Task instructions >> Print each of the following items word for word, keeping every line as it appears.

Stored records >>
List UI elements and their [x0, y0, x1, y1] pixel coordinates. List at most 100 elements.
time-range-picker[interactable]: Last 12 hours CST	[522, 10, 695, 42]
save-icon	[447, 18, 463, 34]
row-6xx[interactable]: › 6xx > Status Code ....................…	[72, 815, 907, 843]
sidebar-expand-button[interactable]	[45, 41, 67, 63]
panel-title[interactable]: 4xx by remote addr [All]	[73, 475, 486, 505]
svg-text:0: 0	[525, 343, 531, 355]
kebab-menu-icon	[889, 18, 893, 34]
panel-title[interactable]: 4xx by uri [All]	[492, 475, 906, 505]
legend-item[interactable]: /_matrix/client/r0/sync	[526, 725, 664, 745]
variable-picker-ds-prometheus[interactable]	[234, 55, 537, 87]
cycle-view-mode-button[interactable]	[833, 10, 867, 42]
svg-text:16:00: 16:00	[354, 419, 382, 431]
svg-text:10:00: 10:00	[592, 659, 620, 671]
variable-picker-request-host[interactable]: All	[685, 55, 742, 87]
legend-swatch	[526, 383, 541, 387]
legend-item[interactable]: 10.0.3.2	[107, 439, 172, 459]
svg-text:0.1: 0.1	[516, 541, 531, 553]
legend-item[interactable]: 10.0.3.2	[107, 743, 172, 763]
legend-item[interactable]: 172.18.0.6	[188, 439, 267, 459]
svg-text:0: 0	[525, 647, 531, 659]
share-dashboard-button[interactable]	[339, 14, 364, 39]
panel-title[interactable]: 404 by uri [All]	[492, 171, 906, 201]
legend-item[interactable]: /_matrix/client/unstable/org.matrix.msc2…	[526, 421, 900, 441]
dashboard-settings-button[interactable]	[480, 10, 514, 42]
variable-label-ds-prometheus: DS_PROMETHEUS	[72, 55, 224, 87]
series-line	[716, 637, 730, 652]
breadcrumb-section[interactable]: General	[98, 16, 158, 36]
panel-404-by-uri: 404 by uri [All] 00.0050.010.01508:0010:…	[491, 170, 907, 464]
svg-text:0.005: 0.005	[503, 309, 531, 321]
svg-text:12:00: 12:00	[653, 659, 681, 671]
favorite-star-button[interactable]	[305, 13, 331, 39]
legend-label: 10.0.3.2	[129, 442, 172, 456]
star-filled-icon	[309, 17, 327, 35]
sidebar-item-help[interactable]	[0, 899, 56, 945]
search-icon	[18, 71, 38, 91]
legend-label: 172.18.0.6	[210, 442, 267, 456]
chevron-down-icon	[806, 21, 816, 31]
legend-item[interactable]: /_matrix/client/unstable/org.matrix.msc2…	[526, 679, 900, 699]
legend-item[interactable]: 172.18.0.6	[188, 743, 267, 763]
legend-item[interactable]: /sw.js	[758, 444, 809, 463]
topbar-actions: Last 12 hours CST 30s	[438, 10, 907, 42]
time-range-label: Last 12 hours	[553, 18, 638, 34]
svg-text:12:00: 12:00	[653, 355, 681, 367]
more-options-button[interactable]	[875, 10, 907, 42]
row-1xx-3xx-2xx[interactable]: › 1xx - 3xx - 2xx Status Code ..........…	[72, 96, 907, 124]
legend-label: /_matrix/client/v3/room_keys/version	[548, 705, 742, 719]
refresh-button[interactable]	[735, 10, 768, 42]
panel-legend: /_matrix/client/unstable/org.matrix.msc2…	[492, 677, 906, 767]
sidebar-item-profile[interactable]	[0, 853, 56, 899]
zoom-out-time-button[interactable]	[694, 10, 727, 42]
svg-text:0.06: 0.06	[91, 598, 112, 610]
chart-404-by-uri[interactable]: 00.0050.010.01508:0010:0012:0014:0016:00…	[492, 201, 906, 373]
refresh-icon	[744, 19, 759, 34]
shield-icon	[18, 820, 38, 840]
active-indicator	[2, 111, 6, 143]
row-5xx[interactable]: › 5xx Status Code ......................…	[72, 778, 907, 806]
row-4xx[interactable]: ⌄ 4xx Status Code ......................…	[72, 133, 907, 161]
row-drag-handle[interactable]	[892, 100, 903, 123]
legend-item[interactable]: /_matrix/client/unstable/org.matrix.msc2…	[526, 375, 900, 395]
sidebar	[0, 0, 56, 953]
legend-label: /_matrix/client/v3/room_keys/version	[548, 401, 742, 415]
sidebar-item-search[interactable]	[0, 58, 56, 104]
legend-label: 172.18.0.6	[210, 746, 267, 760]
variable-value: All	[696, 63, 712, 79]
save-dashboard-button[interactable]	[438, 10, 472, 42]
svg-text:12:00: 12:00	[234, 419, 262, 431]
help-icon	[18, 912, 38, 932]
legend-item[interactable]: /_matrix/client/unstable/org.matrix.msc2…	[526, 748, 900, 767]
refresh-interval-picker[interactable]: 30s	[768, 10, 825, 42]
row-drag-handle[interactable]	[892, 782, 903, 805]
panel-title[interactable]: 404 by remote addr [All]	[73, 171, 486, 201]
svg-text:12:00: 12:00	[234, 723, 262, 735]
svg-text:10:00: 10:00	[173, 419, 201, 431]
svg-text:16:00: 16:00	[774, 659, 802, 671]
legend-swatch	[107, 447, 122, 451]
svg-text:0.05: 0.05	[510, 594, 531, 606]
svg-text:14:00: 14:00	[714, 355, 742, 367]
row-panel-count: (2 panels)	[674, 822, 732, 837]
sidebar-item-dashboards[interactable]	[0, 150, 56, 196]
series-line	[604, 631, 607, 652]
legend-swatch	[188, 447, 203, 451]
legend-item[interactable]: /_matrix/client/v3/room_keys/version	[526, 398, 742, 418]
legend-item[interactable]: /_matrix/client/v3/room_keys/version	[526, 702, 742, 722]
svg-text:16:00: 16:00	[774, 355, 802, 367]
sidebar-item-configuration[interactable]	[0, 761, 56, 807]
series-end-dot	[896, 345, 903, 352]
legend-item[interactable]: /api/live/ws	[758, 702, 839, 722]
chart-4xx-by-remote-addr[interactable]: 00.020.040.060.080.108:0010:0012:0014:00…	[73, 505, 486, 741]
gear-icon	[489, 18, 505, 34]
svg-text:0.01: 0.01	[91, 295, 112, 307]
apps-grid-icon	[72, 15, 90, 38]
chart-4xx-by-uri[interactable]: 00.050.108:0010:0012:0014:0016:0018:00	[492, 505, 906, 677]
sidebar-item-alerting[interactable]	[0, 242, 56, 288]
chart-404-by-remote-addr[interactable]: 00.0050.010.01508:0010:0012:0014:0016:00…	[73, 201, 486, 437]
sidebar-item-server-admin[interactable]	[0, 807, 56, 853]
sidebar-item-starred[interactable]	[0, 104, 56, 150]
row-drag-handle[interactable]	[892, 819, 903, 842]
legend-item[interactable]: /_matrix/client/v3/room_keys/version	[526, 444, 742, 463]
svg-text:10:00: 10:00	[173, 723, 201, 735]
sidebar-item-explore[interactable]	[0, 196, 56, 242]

Correct output >>
List UI elements and their [x0, y0, x1, y1] pixel coordinates. List at most 100 elements.
time-range-picker[interactable]: Last 12 hours CST	[522, 10, 695, 42]
save-icon	[447, 18, 463, 34]
row-6xx[interactable]: › 6xx > Status Code ....................…	[72, 815, 907, 843]
sidebar-expand-button[interactable]	[45, 41, 67, 63]
panel-title[interactable]: 4xx by remote addr [All]	[73, 475, 486, 505]
svg-text:0: 0	[525, 343, 531, 355]
kebab-menu-icon	[889, 18, 893, 34]
panel-title[interactable]: 4xx by uri [All]	[492, 475, 906, 505]
legend-item[interactable]: /_matrix/client/r0/sync	[526, 725, 664, 745]
variable-picker-ds-prometheus[interactable]	[234, 55, 537, 87]
cycle-view-mode-button[interactable]	[833, 10, 867, 42]
svg-text:16:00: 16:00	[354, 419, 382, 431]
svg-text:10:00: 10:00	[592, 659, 620, 671]
variable-picker-request-host[interactable]: All	[685, 55, 742, 87]
legend-swatch	[526, 383, 541, 387]
legend-item[interactable]: 10.0.3.2	[107, 439, 172, 459]
svg-text:0.1: 0.1	[516, 541, 531, 553]
legend-item[interactable]: 10.0.3.2	[107, 743, 172, 763]
legend-item[interactable]: 172.18.0.6	[188, 439, 267, 459]
svg-text:0: 0	[525, 647, 531, 659]
share-dashboard-button[interactable]	[339, 14, 364, 39]
panel-title[interactable]: 404 by uri [All]	[492, 171, 906, 201]
legend-item[interactable]: /_matrix/client/unstable/org.matrix.msc2…	[526, 421, 900, 441]
dashboard-settings-button[interactable]	[480, 10, 514, 42]
variable-label-ds-prometheus: DS_PROMETHEUS	[72, 55, 224, 87]
series-line	[716, 637, 730, 652]
breadcrumb-section[interactable]: General	[98, 16, 158, 36]
panel-404-by-uri: 404 by uri [All] 00.0050.010.01508:0010:…	[491, 170, 907, 464]
svg-text:0.005: 0.005	[503, 309, 531, 321]
svg-text:12:00: 12:00	[653, 659, 681, 671]
favorite-star-button[interactable]	[305, 13, 331, 39]
legend-label: 10.0.3.2	[129, 442, 172, 456]
star-filled-icon	[309, 17, 327, 35]
sidebar-item-help[interactable]	[0, 899, 56, 945]
search-icon	[18, 71, 38, 91]
legend-label: 172.18.0.6	[210, 442, 267, 456]
chevron-down-icon	[806, 21, 816, 31]
legend-item[interactable]: /_matrix/client/unstable/org.matrix.msc2…	[526, 679, 900, 699]
legend-item[interactable]: 172.18.0.6	[188, 743, 267, 763]
legend-item[interactable]: /sw.js	[758, 444, 809, 463]
topbar-actions: Last 12 hours CST 30s	[438, 10, 907, 42]
time-range-label: Last 12 hours	[553, 18, 638, 34]
svg-text:12:00: 12:00	[653, 355, 681, 367]
more-options-button[interactable]	[875, 10, 907, 42]
row-1xx-3xx-2xx[interactable]: › 1xx - 3xx - 2xx Status Code ..........…	[72, 96, 907, 124]
legend-label: /_matrix/client/v3/room_keys/version	[548, 705, 742, 719]
refresh-button[interactable]	[735, 10, 768, 42]
panel-legend: /_matrix/client/unstable/org.matrix.msc2…	[492, 677, 906, 767]
sidebar-item-profile[interactable]	[0, 853, 56, 899]
zoom-out-time-button[interactable]	[694, 10, 727, 42]
svg-text:0.06: 0.06	[91, 598, 112, 610]
chart-404-by-uri[interactable]: 00.0050.010.01508:0010:0012:0014:0016:00…	[492, 201, 906, 373]
refresh-icon	[744, 19, 759, 34]
shield-icon	[18, 820, 38, 840]
active-indicator	[2, 111, 6, 143]
row-5xx[interactable]: › 5xx Status Code ......................…	[72, 778, 907, 806]
row-4xx[interactable]: ⌄ 4xx Status Code ......................…	[72, 133, 907, 161]
row-drag-handle[interactable]	[892, 100, 903, 123]
legend-item[interactable]: /_matrix/client/unstable/org.matrix.msc2…	[526, 375, 900, 395]
sidebar	[0, 0, 56, 953]
legend-label: /_matrix/client/v3/room_keys/version	[548, 401, 742, 415]
sidebar-item-search[interactable]	[0, 58, 56, 104]
legend-label: 172.18.0.6	[210, 746, 267, 760]
variable-value: All	[696, 63, 712, 79]
save-dashboard-button[interactable]	[438, 10, 472, 42]
svg-text:12:00: 12:00	[234, 419, 262, 431]
help-icon	[18, 912, 38, 932]
legend-item[interactable]: /_matrix/client/unstable/org.matrix.msc2…	[526, 748, 900, 767]
refresh-interval-picker[interactable]: 30s	[768, 10, 825, 42]
row-drag-handle[interactable]	[892, 782, 903, 805]
panel-title[interactable]: 404 by remote addr [All]	[73, 171, 486, 201]
svg-text:12:00: 12:00	[234, 723, 262, 735]
svg-text:10:00: 10:00	[173, 419, 201, 431]
svg-text:16:00: 16:00	[774, 659, 802, 671]
legend-swatch	[107, 447, 122, 451]
svg-text:0.05: 0.05	[510, 594, 531, 606]
svg-text:14:00: 14:00	[714, 355, 742, 367]
row-panel-count: (2 panels)	[674, 822, 732, 837]
sidebar-item-dashboards[interactable]	[0, 150, 56, 196]
series-line	[604, 631, 607, 652]
legend-swatch	[188, 447, 203, 451]
legend-item[interactable]: /_matrix/client/v3/room_keys/version	[526, 398, 742, 418]
legend-item[interactable]: /_matrix/client/v3/room_keys/version	[526, 702, 742, 722]
svg-text:16:00: 16:00	[774, 355, 802, 367]
sidebar-item-configuration[interactable]	[0, 761, 56, 807]
series-end-dot	[896, 345, 903, 352]
legend-item[interactable]: /api/live/ws	[758, 702, 839, 722]
chart-4xx-by-remote-addr[interactable]: 00.020.040.060.080.108:0010:0012:0014:00…	[73, 505, 486, 741]
gear-icon	[489, 18, 505, 34]
svg-text:0.01: 0.01	[91, 295, 112, 307]
apps-grid-icon	[72, 15, 90, 38]
chart-4xx-by-uri[interactable]: 00.050.108:0010:0012:0014:0016:0018:00	[492, 505, 906, 677]
sidebar-item-alerting[interactable]	[0, 242, 56, 288]
chart-404-by-remote-addr[interactable]: 00.0050.010.01508:0010:0012:0014:0016:00…	[73, 201, 486, 437]
sidebar-item-server-admin[interactable]	[0, 807, 56, 853]
sidebar-item-starred[interactable]	[0, 104, 56, 150]
row-drag-handle[interactable]	[892, 819, 903, 842]
legend-item[interactable]: /_matrix/client/v3/room_keys/version	[526, 444, 742, 463]
svg-text:10:00: 10:00	[173, 723, 201, 735]
sidebar-item-explore[interactable]	[0, 196, 56, 242]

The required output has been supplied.